* [QUESTIONS TO ANSWER]
1 - According to the commentary on mental outlook, why does the writer believe the hurt knee healed? Answer in one to three sentences.
2 - Duplicate the part of the commentary on mental outlook from "My knee was" to "knee to heal.", without changing a word.

Commentary
Monday, January 29, 2007 6:03 PM PST
Mental outlook is key to happiness
Rebecca Villaneda
Last week I was hypnotized.
I interviewed a couple for a story who are hypnotists, and they reaffirmed my mind is capable of creating and maintaining a positive spot in this big world.
As a kid I had a happy disposition, but as life got more complicated it sometimes became a struggle to dig out that carefree aura.
Still, for the most part I’m able to be at peace and hope that it reflects in my personality.
Since my session with the Tooleys, my hypnotists, I’ve been intrigued with how the mind works and begun exploring the power it holds.
I’ve learned that positive thinking and affirmation, meditation and visualization can help enhance many aspects of my life.
My hurt knee was the focus of my hypnosis that evening with the Tooleys, and I’m convinced that the injury — and the cure — were both mind-related.
I began a workout routine and I think it got the best of me. I used my knee as a reason to stop.
The hypnosis basically went like this: I closed my eyes and Duncan Tooley talked me through some breathing and guided me to a deep mental state. I clearly remembered everything and was completely conscious of all that was going on around me.
He had me visualize a knob that gauged the pain I felt in my knee and then had me mentally turn it to zero.
Then he had me repeat, “I feel great. This was easy, and I like this. If I ever feel pain, I will do this.”
My knee was better the next day and I’m currently back to my exercise routine.
I truly believe that mentally picturing myself getting better and believing it was getting better allowed my knee to heal.
After I told some skeptics about my experience, they asked what’s the difference between self-hypnosis and positive affirmation or meditation.
Basically not much, I said.
With self-hypnosis, a hypnotist guides clients to a centered state in their mind and gives them correct terminology to use that will enhance, cure or break habits. They call this a guided meditation.
Once you have the tools, a willingness and believe in yourself, you can apply these techniques to any aspect of your life and repeat them so that the mind registers it.

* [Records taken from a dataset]
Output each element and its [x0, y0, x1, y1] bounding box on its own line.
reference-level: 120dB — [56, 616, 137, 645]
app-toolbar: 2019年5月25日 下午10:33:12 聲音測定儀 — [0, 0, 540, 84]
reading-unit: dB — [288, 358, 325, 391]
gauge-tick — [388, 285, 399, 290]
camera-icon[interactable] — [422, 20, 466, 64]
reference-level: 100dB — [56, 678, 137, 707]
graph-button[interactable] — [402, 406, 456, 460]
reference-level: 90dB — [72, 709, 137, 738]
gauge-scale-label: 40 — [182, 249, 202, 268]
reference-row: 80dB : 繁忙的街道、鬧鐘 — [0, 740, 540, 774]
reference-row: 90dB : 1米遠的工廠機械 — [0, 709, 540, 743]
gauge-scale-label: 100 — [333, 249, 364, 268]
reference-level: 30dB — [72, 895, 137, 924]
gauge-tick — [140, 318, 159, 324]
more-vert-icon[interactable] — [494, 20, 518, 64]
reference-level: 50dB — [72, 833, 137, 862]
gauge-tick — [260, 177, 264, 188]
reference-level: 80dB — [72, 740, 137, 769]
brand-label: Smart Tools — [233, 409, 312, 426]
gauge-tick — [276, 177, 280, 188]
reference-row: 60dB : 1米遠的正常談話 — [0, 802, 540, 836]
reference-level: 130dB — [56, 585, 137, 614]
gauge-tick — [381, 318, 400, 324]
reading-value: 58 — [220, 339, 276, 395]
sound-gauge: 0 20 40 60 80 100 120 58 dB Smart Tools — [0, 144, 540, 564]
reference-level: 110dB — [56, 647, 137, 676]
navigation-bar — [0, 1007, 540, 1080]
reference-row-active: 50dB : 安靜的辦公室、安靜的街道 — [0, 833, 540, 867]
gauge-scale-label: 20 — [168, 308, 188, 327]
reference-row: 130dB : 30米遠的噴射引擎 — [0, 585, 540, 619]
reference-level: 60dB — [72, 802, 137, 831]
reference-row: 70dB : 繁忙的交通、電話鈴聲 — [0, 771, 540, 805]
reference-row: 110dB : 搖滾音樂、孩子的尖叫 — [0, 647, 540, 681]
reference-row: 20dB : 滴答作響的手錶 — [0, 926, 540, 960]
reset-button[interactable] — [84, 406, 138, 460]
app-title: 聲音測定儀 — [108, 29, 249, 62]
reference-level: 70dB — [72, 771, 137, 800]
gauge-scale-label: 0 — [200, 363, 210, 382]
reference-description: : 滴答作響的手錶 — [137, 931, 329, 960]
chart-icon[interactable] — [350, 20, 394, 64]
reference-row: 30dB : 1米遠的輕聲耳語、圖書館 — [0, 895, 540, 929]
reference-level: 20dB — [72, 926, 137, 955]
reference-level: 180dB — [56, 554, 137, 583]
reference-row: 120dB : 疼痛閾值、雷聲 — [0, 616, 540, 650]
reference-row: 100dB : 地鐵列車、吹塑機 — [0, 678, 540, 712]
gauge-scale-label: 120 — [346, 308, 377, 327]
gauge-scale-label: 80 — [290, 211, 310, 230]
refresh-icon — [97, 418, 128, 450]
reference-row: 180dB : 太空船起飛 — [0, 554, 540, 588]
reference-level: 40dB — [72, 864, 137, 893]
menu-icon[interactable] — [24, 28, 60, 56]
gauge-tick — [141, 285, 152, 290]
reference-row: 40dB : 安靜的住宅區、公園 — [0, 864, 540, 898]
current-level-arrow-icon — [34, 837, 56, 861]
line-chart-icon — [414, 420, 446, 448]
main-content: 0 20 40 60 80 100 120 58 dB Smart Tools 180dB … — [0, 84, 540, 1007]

* [REPLIES]
1 - The writer believes that mentally picturing getting better, and believing the knee was getting better, allowed it to heal. Under hypnosis, the writer visualized a knob gauging the knee pain and mentally turned it to zero, and the knee was better the next day.

2 -
My knee was better the next day and I’m currently back to my exercise routine.
I truly believe that mentally picturing myself getting better and believing it was getting better allowed my knee to heal.